• **Short task**: Write out each line of the listing as it stands, without the images.

————

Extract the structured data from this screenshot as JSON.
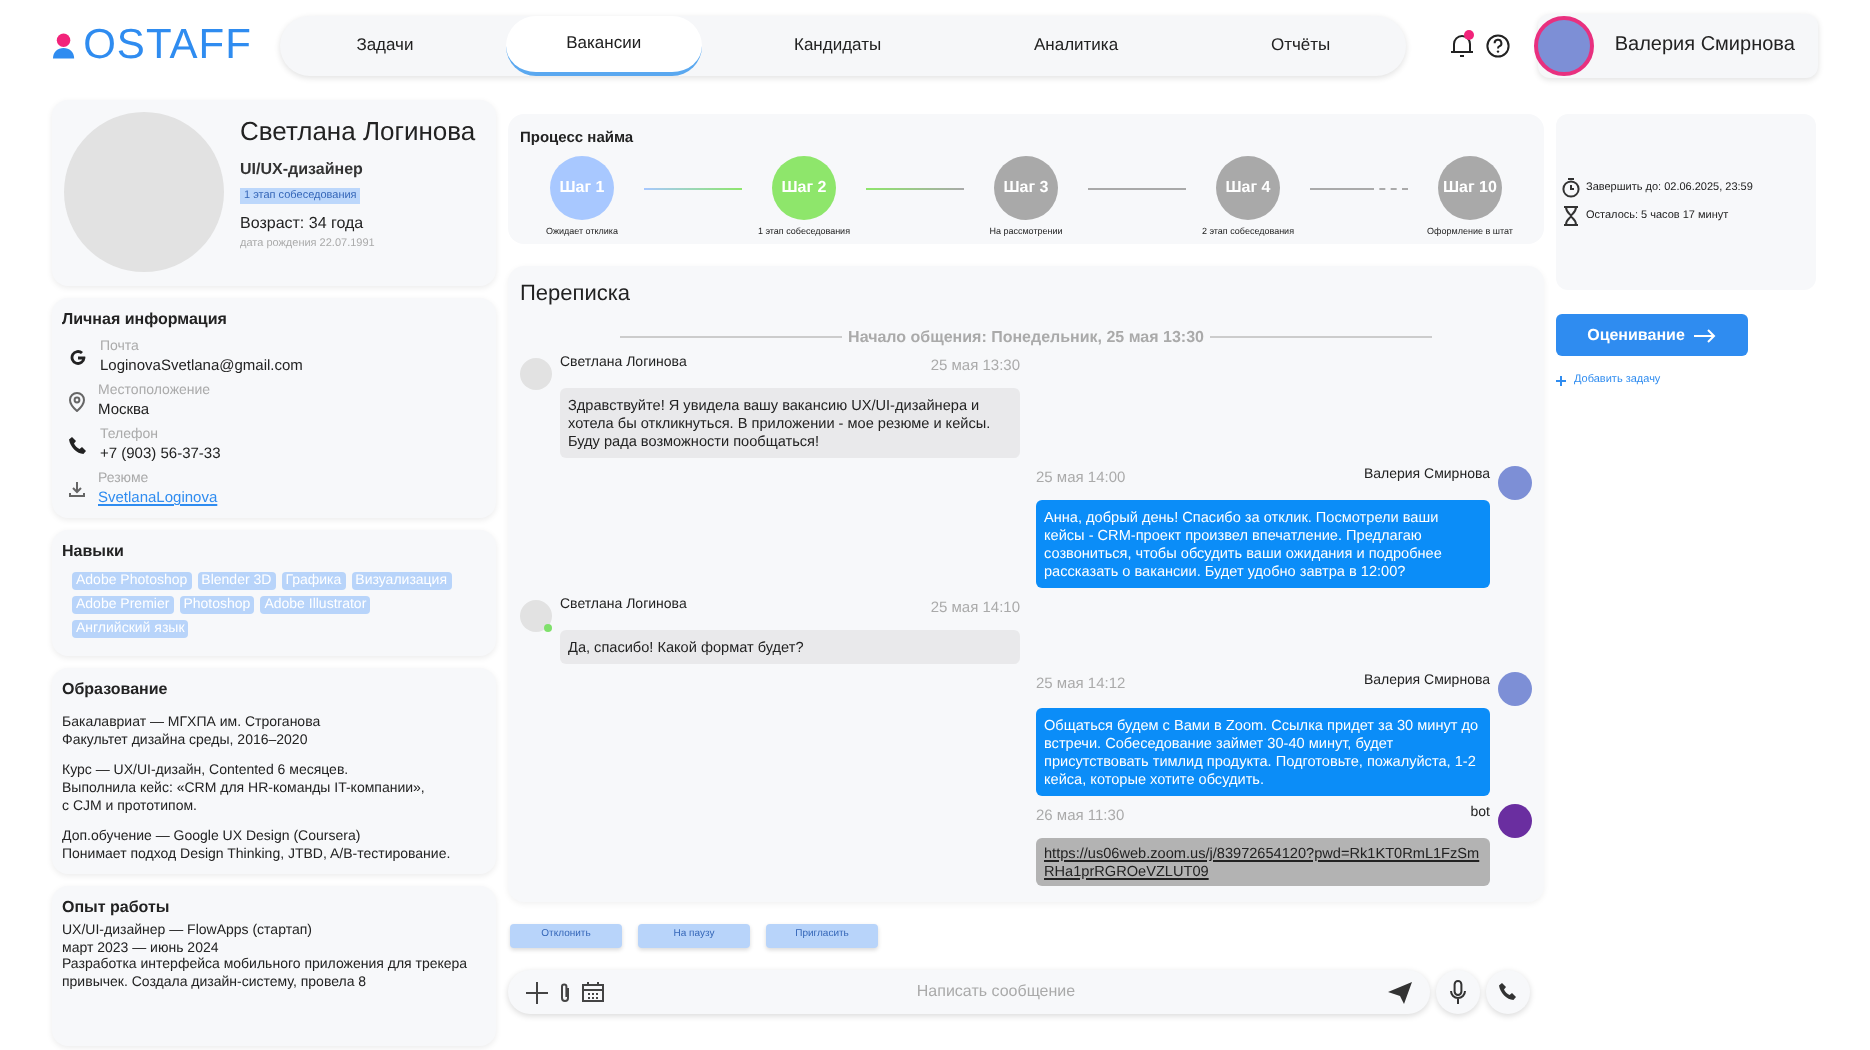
{
  "logo": {
    "text": "OSTAFF"
  },
  "nav": [
    {
      "label": "Задачи",
      "selected": false
    },
    {
      "label": "Вакансии",
      "selected": true
    },
    {
      "label": "Кандидаты",
      "selected": false
    },
    {
      "label": "Аналитика",
      "selected": false
    },
    {
      "label": "Отчёты",
      "selected": false
    }
  ],
  "header": {
    "notification_badge": true,
    "user_name": "Валерия Смирнова"
  },
  "profile": {
    "name": "Светлана Логинова",
    "role": "UI/UX-дизайнер",
    "stage_badge": "1 этап собеседования",
    "age": "Возраст: 34 года",
    "birth_date": "дата рождения 22.07.1991"
  },
  "personal_info": {
    "title": "Личная информация",
    "fields": [
      {
        "kind": "email",
        "label": "Почта",
        "value": "LoginovaSvetlana@gmail.com"
      },
      {
        "kind": "location",
        "label": "Местоположение",
        "value": "Москва"
      },
      {
        "kind": "phone",
        "label": "Телефон",
        "value": "+7 (903) 56-37-33"
      },
      {
        "kind": "resume",
        "label": "Резюме",
        "value": "SvetlanaLoginova"
      }
    ]
  },
  "skills": {
    "title": "Навыки",
    "tags": [
      "Adobe Photoshop",
      "Blender 3D",
      "Графика",
      "Визуализация",
      "Adobe Premier",
      "Photoshop",
      "Adobe Illustrator",
      "Английский язык"
    ]
  },
  "education": {
    "title": "Образование",
    "paragraphs": [
      [
        "Бакалавриат — МГХПА им. Строганова",
        "Факультет дизайна среды, 2016–2020"
      ],
      [
        "Курс — UX/UI-дизайн, Contented 6 месяцев.",
        "Выполнила кейс: «CRM для HR-команды IT-компании»,",
        "с CJM и прототипом."
      ],
      [
        "Доп.обучение — Google UX Design (Coursera)",
        "Понимает подход Design Thinking, JTBD, A/B-тестирование."
      ]
    ]
  },
  "experience": {
    "title": "Опыт работы",
    "lines": [
      "UX/UI-дизайнер — FlowApps (стартап)",
      "март 2023 — июнь 2024",
      "Разработка интерфейса мобильного приложения для трекера",
      "привычек. Создала дизайн-систему, провела 8"
    ]
  },
  "hiring_process": {
    "title": "Процесс найма",
    "steps": [
      {
        "kind": "next",
        "label": "Шаг 1",
        "caption": "Ожидает отклика",
        "color": "#a8c8ff"
      },
      {
        "kind": "next",
        "label": "Шаг 2",
        "caption": "1 этап собеседования",
        "color": "#8ee66b"
      },
      {
        "kind": "next",
        "label": "Шаг 3",
        "caption": "На рассмотрении",
        "color": "#a9a9a9"
      },
      {
        "kind": "next",
        "label": "Шаг 4",
        "caption": "2 этап собеседования",
        "color": "#a9a9a9"
      },
      {
        "kind": "after_gap",
        "label": "Шаг 10",
        "caption": "Оформление в штат",
        "color": "#a9a9a9"
      }
    ]
  },
  "chat": {
    "title": "Переписка",
    "start_divider": "Начало общения: Понедельник, 25 мая 13:30",
    "messages": [
      {
        "kind": "incoming",
        "author": "Светлана Логинова",
        "time": "25 мая 13:30",
        "online": false,
        "text": "Здравствуйте! Я увидела вашу вакансию UX/UI-дизайнера и хотела бы откликнуться. В приложении - мое резюме и кейсы. Буду рада возможности пообщаться!"
      },
      {
        "kind": "outgoing",
        "author": "Валерия Смирнова",
        "time": "25 мая 14:00",
        "online": false,
        "text": "Анна, добрый день! Спасибо за отклик. Посмотрели ваши кейсы - CRM-проект произвел впечатление. Предлагаю созвониться, чтобы обсудить ваши ожидания и подробнее рассказать о вакансии. Будет удобно завтра в 12:00?"
      },
      {
        "kind": "incoming",
        "author": "Светлана Логинова",
        "time": "25 мая 14:10",
        "online": true,
        "text": "Да, спасибо! Какой формат будет?"
      },
      {
        "kind": "outgoing",
        "author": "Валерия Смирнова",
        "time": "25 мая 14:12",
        "online": false,
        "text": "Общаться будем с Вами в Zoom. Ссылка придет за 30 минут до встречи. Собеседование займет 30-40 минут, будет присутствовать тимлид продукта. Подготовьте, пожалуйста, 1-2 кейса, которые хотите обсудить."
      },
      {
        "kind": "bot_link",
        "author": "bot",
        "time": "26 мая 11:30",
        "online": false,
        "text": "https://us06web.zoom.us/j/83972654120?pwd=Rk1KT0RmL1FzSmRHa1prRGROeVZLUT09"
      }
    ]
  },
  "actions": [
    "Отклонить",
    "На паузу",
    "Пригласить"
  ],
  "composer": {
    "placeholder": "Написать сообщение"
  },
  "deadline": {
    "due": "Завершить до: 02.06.2025, 23:59",
    "remaining": "Осталось: 5 часов 17 минут"
  },
  "evaluate_button": "Оценивание",
  "add_task": "Добавить задачу"
}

————

• **Exercise output**:
Extract the structured data from this screenshot as JSON.
{
  "logo": {
    "text": "OSTAFF"
  },
  "nav": [
    {
      "label": "Задачи",
      "selected": false
    },
    {
      "label": "Вакансии",
      "selected": true
    },
    {
      "label": "Кандидаты",
      "selected": false
    },
    {
      "label": "Аналитика",
      "selected": false
    },
    {
      "label": "Отчёты",
      "selected": false
    }
  ],
  "header": {
    "notification_badge": true,
    "user_name": "Валерия Смирнова"
  },
  "profile": {
    "name": "Светлана Логинова",
    "role": "UI/UX-дизайнер",
    "stage_badge": "1 этап собеседования",
    "age": "Возраст: 34 года",
    "birth_date": "дата рождения 22.07.1991"
  },
  "personal_info": {
    "title": "Личная информация",
    "fields": [
      {
        "kind": "email",
        "label": "Почта",
        "value": "LoginovaSvetlana@gmail.com"
      },
      {
        "kind": "location",
        "label": "Местоположение",
        "value": "Москва"
      },
      {
        "kind": "phone",
        "label": "Телефон",
        "value": "+7 (903) 56-37-33"
      },
      {
        "kind": "resume",
        "label": "Резюме",
        "value": "SvetlanaLoginova"
      }
    ]
  },
  "skills": {
    "title": "Навыки",
    "tags": [
      "Adobe Photoshop",
      "Blender 3D",
      "Графика",
      "Визуализация",
      "Adobe Premier",
      "Photoshop",
      "Adobe Illustrator",
      "Английский язык"
    ]
  },
  "education": {
    "title": "Образование",
    "paragraphs": [
      [
        "Бакалавриат — МГХПА им. Строганова",
        "Факультет дизайна среды, 2016–2020"
      ],
      [
        "Курс — UX/UI-дизайн, Contented 6 месяцев.",
        "Выполнила кейс: «CRM для HR-команды IT-компании»,",
        "с CJM и прототипом."
      ],
      [
        "Доп.обучение — Google UX Design (Coursera)",
        "Понимает подход Design Thinking, JTBD, A/B-тестирование."
      ]
    ]
  },
  "experience": {
    "title": "Опыт работы",
    "lines": [
      "UX/UI-дизайнер — FlowApps (стартап)",
      "март 2023 — июнь 2024",
      "Разработка интерфейса мобильного приложения для трекера",
      "привычек. Создала дизайн-систему, провела 8"
    ]
  },
  "hiring_process": {
    "title": "Процесс найма",
    "steps": [
      {
        "kind": "next",
        "label": "Шаг 1",
        "caption": "Ожидает отклика",
        "color": "#a8c8ff"
      },
      {
        "kind": "next",
        "label": "Шаг 2",
        "caption": "1 этап собеседования",
        "color": "#8ee66b"
      },
      {
        "kind": "next",
        "label": "Шаг 3",
        "caption": "На рассмотрении",
        "color": "#a9a9a9"
      },
      {
        "kind": "next",
        "label": "Шаг 4",
        "caption": "2 этап собеседования",
        "color": "#a9a9a9"
      },
      {
        "kind": "after_gap",
        "label": "Шаг 10",
        "caption": "Оформление в штат",
        "color": "#a9a9a9"
      }
    ]
  },
  "chat": {
    "title": "Переписка",
    "start_divider": "Начало общения: Понедельник, 25 мая 13:30",
    "messages": [
      {
        "kind": "incoming",
        "author": "Светлана Логинова",
        "time": "25 мая 13:30",
        "online": false,
        "text": "Здравствуйте! Я увидела вашу вакансию UX/UI-дизайнера и хотела бы откликнуться. В приложении - мое резюме и кейсы. Буду рада возможности пообщаться!"
      },
      {
        "kind": "outgoing",
        "author": "Валерия Смирнова",
        "time": "25 мая 14:00",
        "online": false,
        "text": "Анна, добрый день! Спасибо за отклик. Посмотрели ваши кейсы - CRM-проект произвел впечатление. Предлагаю созвониться, чтобы обсудить ваши ожидания и подробнее рассказать о вакансии. Будет удобно завтра в 12:00?"
      },
      {
        "kind": "incoming",
        "author": "Светлана Логинова",
        "time": "25 мая 14:10",
        "online": true,
        "text": "Да, спасибо! Какой формат будет?"
      },
      {
        "kind": "outgoing",
        "author": "Валерия Смирнова",
        "time": "25 мая 14:12",
        "online": false,
        "text": "Общаться будем с Вами в Zoom. Ссылка придет за 30 минут до встречи. Собеседование займет 30-40 минут, будет присутствовать тимлид продукта. Подготовьте, пожалуйста, 1-2 кейса, которые хотите обсудить."
      },
      {
        "kind": "bot_link",
        "author": "bot",
        "time": "26 мая 11:30",
        "online": false,
        "text": "https://us06web.zoom.us/j/83972654120?pwd=Rk1KT0RmL1FzSmRHa1prRGROeVZLUT09"
      }
    ]
  },
  "actions": [
    "Отклонить",
    "На паузу",
    "Пригласить"
  ],
  "composer": {
    "placeholder": "Написать сообщение"
  },
  "deadline": {
    "due": "Завершить до: 02.06.2025, 23:59",
    "remaining": "Осталось: 5 часов 17 минут"
  },
  "evaluate_button": "Оценивание",
  "add_task": "Добавить задачу"
}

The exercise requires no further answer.